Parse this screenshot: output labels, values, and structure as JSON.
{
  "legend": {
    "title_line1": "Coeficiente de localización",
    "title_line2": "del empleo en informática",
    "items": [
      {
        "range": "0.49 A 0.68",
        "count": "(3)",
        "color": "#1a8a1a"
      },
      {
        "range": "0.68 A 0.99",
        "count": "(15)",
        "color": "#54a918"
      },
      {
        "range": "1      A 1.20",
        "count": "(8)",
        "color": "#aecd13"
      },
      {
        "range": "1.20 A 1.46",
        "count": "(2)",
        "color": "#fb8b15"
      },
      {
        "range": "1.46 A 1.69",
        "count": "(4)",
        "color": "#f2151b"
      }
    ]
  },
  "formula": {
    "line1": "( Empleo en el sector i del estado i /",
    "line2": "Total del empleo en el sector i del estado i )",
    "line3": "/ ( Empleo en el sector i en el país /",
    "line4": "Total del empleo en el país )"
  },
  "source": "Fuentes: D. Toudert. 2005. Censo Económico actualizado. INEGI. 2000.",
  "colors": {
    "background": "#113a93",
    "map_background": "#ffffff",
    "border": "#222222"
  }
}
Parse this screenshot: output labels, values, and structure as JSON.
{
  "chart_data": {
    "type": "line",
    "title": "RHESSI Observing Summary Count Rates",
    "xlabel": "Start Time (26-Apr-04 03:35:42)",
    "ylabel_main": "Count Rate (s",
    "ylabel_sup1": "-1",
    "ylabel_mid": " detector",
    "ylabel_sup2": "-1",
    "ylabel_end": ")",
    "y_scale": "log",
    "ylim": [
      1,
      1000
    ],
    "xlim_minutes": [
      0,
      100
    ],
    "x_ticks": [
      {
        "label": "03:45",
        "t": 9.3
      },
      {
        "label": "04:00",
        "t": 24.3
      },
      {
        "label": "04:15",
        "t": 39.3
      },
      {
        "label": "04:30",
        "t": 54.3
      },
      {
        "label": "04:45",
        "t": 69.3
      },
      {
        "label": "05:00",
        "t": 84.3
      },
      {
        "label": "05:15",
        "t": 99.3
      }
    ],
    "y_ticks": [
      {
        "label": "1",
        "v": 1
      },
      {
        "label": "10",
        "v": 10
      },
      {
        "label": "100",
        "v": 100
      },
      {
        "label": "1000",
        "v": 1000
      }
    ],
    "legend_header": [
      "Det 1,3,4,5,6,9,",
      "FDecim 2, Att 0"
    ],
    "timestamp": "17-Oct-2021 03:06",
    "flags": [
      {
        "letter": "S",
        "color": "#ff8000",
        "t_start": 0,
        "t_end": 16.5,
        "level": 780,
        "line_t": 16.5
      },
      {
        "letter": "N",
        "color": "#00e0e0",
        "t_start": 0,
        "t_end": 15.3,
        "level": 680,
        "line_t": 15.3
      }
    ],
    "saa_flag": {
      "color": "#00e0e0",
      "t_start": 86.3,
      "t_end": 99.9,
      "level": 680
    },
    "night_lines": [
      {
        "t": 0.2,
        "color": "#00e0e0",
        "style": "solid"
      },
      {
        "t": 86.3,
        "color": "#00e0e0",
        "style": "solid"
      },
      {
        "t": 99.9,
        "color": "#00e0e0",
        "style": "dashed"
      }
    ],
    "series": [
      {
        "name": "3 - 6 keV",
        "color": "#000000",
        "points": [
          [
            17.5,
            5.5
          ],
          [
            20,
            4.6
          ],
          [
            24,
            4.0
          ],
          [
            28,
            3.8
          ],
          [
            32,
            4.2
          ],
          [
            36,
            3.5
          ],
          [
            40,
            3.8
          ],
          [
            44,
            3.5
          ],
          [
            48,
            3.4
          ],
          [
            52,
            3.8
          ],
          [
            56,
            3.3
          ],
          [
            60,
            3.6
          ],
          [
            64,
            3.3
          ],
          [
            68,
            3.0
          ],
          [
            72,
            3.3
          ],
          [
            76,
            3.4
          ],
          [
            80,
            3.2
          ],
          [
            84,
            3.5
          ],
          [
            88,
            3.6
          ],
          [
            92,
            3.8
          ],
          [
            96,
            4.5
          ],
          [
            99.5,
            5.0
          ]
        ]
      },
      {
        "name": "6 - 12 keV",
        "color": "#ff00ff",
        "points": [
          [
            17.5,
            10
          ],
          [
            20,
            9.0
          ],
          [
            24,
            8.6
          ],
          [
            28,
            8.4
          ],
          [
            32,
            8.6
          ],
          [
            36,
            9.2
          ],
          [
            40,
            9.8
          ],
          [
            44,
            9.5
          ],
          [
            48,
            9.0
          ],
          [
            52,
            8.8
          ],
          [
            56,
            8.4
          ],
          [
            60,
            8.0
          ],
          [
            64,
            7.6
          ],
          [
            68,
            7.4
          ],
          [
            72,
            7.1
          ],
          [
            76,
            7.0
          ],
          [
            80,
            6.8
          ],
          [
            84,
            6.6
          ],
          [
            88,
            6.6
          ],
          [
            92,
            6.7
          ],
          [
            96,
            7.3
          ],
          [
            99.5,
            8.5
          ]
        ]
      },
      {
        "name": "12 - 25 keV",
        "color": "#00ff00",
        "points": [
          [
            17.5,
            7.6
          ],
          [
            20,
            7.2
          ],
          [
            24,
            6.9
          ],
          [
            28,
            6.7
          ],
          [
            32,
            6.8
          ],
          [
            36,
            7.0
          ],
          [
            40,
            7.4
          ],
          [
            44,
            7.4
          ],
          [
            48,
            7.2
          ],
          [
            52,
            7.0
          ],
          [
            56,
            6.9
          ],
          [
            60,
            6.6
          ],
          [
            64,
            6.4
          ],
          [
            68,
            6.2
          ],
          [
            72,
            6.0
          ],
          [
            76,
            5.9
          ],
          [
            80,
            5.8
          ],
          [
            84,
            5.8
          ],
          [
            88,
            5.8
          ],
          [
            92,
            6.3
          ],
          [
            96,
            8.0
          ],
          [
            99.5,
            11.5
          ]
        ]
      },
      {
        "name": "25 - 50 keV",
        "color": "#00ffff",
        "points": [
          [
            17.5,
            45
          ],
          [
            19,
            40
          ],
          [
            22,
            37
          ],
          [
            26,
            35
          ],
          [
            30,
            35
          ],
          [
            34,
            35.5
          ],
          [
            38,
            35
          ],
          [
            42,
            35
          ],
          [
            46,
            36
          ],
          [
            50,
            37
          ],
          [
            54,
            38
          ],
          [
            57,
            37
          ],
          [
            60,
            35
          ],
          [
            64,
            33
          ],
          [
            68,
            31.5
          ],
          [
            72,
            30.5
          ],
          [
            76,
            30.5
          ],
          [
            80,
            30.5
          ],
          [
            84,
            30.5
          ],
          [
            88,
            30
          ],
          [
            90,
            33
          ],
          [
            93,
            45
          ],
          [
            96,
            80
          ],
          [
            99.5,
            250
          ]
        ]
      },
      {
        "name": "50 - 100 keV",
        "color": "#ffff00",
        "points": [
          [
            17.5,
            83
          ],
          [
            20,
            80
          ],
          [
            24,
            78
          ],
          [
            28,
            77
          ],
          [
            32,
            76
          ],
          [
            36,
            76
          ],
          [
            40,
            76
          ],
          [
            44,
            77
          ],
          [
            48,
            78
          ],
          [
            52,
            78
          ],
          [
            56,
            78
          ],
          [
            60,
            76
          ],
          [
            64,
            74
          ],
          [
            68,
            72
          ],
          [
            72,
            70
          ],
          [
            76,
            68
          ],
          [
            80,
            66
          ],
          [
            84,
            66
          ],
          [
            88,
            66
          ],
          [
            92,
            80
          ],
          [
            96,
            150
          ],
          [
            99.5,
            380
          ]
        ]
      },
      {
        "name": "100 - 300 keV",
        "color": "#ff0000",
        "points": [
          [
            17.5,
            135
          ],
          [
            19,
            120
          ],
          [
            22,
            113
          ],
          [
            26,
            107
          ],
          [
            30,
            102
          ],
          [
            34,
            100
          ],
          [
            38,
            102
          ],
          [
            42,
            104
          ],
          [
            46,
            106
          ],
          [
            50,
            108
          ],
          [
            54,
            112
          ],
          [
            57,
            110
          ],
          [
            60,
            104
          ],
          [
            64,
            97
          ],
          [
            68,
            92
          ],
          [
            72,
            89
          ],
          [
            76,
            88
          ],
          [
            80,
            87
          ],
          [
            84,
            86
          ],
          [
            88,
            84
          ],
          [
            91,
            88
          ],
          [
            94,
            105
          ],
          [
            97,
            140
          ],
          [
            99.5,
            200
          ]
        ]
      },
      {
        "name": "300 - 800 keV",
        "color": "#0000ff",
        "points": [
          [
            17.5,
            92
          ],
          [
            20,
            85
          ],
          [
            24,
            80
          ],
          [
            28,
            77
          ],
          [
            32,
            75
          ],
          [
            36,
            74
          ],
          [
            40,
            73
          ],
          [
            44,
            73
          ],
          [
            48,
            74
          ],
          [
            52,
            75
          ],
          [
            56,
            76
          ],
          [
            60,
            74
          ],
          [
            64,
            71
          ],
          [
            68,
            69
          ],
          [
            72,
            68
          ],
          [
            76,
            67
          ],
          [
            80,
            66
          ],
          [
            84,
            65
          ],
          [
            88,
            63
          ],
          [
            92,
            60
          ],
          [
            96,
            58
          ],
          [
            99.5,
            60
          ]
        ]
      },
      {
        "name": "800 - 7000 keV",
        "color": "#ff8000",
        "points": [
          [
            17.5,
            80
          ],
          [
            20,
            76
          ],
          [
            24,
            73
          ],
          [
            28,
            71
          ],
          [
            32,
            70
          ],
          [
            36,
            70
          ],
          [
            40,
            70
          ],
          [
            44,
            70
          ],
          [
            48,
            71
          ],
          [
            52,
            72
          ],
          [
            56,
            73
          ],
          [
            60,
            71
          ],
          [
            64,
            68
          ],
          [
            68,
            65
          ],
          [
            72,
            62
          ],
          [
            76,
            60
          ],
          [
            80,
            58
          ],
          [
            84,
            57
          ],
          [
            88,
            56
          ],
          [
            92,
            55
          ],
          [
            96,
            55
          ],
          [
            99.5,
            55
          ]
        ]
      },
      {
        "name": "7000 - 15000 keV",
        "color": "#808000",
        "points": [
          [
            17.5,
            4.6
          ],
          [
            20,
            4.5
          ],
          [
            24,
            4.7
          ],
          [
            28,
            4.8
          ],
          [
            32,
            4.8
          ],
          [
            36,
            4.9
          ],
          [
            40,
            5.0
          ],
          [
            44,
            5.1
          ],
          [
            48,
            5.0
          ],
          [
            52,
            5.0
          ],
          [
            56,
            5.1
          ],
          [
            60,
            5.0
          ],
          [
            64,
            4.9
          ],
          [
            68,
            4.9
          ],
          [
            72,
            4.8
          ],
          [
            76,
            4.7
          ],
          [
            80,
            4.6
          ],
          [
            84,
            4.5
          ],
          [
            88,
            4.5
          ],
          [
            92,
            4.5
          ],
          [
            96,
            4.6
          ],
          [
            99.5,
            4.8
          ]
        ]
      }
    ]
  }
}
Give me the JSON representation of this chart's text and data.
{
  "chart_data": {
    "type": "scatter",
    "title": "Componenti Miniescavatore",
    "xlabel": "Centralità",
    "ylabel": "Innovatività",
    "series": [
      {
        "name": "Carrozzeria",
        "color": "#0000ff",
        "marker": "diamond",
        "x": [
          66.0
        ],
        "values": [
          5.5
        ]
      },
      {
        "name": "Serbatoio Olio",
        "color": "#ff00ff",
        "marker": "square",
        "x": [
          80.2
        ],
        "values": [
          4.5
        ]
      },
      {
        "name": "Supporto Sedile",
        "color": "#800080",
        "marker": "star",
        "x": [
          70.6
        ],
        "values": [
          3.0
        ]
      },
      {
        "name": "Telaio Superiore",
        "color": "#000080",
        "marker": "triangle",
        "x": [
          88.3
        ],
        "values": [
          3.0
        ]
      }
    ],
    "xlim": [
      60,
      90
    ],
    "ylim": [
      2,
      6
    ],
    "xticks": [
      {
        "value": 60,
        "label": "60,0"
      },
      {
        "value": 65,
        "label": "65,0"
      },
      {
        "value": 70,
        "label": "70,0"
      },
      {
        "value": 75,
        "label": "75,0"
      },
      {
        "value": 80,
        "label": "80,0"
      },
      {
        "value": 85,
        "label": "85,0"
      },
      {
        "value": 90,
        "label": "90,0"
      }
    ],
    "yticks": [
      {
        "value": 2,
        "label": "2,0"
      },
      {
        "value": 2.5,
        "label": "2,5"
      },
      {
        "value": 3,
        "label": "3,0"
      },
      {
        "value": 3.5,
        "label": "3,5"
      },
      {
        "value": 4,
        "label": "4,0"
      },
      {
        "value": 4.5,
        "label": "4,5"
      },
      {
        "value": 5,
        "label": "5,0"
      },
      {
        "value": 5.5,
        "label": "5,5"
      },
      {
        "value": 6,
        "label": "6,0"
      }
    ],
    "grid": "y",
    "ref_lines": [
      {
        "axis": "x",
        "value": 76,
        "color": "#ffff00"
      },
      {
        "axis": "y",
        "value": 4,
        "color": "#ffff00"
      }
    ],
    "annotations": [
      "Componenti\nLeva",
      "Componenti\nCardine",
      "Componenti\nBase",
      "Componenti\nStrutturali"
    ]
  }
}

-=-=-

Description of the task: Copy every line above that holds the word "país".

Result for this exercise:
    "line3": "/ ( Empleo en el sector i en el país /",
    "line4": "Total del empleo en el país )"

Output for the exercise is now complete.